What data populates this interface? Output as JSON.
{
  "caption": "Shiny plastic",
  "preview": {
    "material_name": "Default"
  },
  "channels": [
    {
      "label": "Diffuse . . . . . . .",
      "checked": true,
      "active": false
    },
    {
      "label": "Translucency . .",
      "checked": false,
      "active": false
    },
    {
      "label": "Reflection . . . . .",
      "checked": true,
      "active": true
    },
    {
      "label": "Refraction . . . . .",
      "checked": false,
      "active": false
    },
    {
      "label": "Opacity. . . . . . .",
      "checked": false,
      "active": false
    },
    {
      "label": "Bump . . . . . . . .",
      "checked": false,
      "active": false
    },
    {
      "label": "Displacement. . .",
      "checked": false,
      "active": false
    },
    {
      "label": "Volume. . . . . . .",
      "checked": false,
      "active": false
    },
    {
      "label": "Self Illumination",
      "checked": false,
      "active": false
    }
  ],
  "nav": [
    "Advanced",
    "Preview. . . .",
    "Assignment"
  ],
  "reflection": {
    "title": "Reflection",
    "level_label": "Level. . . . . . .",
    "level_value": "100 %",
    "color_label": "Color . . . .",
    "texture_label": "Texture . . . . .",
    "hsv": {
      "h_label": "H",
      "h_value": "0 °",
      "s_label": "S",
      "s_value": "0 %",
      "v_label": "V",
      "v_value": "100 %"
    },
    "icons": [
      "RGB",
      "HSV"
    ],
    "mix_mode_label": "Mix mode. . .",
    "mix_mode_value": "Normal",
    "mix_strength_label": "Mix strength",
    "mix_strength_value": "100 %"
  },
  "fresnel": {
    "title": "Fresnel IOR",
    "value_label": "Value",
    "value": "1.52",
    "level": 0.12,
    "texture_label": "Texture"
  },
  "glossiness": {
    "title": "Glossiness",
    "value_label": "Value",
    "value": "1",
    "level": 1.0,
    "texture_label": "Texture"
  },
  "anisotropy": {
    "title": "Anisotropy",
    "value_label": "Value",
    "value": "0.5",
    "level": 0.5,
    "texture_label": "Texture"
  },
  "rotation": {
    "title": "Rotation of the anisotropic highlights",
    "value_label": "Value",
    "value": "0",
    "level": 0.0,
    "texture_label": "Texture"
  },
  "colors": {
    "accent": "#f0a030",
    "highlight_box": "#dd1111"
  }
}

____________________

▶ **WHAT YOU NEED TO DO**
Give the material above again, word for word.

▶ **OUTPUT FOR THIS TASK**
What data populates this interface? Output as JSON.
{
  "caption": "Shiny plastic",
  "preview": {
    "material_name": "Default"
  },
  "channels": [
    {
      "label": "Diffuse . . . . . . .",
      "checked": true,
      "active": false
    },
    {
      "label": "Translucency . .",
      "checked": false,
      "active": false
    },
    {
      "label": "Reflection . . . . .",
      "checked": true,
      "active": true
    },
    {
      "label": "Refraction . . . . .",
      "checked": false,
      "active": false
    },
    {
      "label": "Opacity. . . . . . .",
      "checked": false,
      "active": false
    },
    {
      "label": "Bump . . . . . . . .",
      "checked": false,
      "active": false
    },
    {
      "label": "Displacement. . .",
      "checked": false,
      "active": false
    },
    {
      "label": "Volume. . . . . . .",
      "checked": false,
      "active": false
    },
    {
      "label": "Self Illumination",
      "checked": false,
      "active": false
    }
  ],
  "nav": [
    "Advanced",
    "Preview. . . .",
    "Assignment"
  ],
  "reflection": {
    "title": "Reflection",
    "level_label": "Level. . . . . . .",
    "level_value": "100 %",
    "color_label": "Color . . . .",
    "texture_label": "Texture . . . . .",
    "hsv": {
      "h_label": "H",
      "h_value": "0 °",
      "s_label": "S",
      "s_value": "0 %",
      "v_label": "V",
      "v_value": "100 %"
    },
    "icons": [
      "RGB",
      "HSV"
    ],
    "mix_mode_label": "Mix mode. . .",
    "mix_mode_value": "Normal",
    "mix_strength_label": "Mix strength",
    "mix_strength_value": "100 %"
  },
  "fresnel": {
    "title": "Fresnel IOR",
    "value_label": "Value",
    "value": "1.52",
    "level": 0.12,
    "texture_label": "Texture"
  },
  "glossiness": {
    "title": "Glossiness",
    "value_label": "Value",
    "value": "1",
    "level": 1.0,
    "texture_label": "Texture"
  },
  "anisotropy": {
    "title": "Anisotropy",
    "value_label": "Value",
    "value": "0.5",
    "level": 0.5,
    "texture_label": "Texture"
  },
  "rotation": {
    "title": "Rotation of the anisotropic highlights",
    "value_label": "Value",
    "value": "0",
    "level": 0.0,
    "texture_label": "Texture"
  },
  "colors": {
    "accent": "#f0a030",
    "highlight_box": "#dd1111"
  }
}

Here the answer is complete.